- **Exercise prompt**:
Each line that follows should be printed again exactly as it stands.

%%

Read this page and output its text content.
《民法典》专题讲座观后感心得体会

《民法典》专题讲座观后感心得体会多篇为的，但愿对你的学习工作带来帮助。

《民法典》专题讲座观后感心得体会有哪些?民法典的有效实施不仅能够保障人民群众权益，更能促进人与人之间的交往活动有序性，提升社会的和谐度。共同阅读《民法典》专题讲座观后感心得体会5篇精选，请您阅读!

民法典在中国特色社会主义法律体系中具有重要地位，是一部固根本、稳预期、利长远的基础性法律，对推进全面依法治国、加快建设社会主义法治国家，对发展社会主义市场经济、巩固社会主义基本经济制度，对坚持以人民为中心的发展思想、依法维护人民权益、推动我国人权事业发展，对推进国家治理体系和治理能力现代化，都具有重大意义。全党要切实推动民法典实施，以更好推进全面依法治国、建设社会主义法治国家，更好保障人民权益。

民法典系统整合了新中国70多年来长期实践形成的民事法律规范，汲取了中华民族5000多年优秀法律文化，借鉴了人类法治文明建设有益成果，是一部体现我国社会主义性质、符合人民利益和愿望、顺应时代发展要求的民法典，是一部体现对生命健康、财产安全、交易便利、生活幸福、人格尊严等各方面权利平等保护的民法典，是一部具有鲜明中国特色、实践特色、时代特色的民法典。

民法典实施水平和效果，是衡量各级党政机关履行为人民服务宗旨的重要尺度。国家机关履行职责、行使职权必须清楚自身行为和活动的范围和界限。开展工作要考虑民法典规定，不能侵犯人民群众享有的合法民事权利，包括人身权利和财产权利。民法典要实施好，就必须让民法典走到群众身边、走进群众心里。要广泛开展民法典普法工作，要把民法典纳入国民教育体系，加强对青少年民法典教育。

%%

- **Complete response**:
Read this page and output its text content.
《民法典》专题讲座观后感心得体会

《民法典》专题讲座观后感心得体会多篇为的，但愿对你的学习工作带来帮助。

《民法典》专题讲座观后感心得体会有哪些?民法典的有效实施不仅能够保障人民群众权益，更能促进人与人之间的交往活动有序性，提升社会的和谐度。共同阅读《民法典》专题讲座观后感心得体会5篇精选，请您阅读!

民法典在中国特色社会主义法律体系中具有重要地位，是一部固根本、稳预期、利长远的基础性法律，对推进全面依法治国、加快建设社会主义法治国家，对发展社会主义市场经济、巩固社会主义基本经济制度，对坚持以人民为中心的发展思想、依法维护人民权益、推动我国人权事业发展，对推进国家治理体系和治理能力现代化，都具有重大意义。全党要切实推动民法典实施，以更好推进全面依法治国、建设社会主义法治国家，更好保障人民权益。

民法典系统整合了新中国70多年来长期实践形成的民事法律规范，汲取了中华民族5000多年优秀法律文化，借鉴了人类法治文明建设有益成果，是一部体现我国社会主义性质、符合人民利益和愿望、顺应时代发展要求的民法典，是一部体现对生命健康、财产安全、交易便利、生活幸福、人格尊严等各方面权利平等保护的民法典，是一部具有鲜明中国特色、实践特色、时代特色的民法典。

民法典实施水平和效果，是衡量各级党政机关履行为人民服务宗旨的重要尺度。国家机关履行职责、行使职权必须清楚自身行为和活动的范围和界限。开展工作要考虑民法典规定，不能侵犯人民群众享有的合法民事权利，包括人身权利和财产权利。民法典要实施好，就必须让民法典走到群众身边、走进群众心里。要广泛开展民法典普法工作，要把民法典纳入国民教育体系，加强对青少年民法典教育。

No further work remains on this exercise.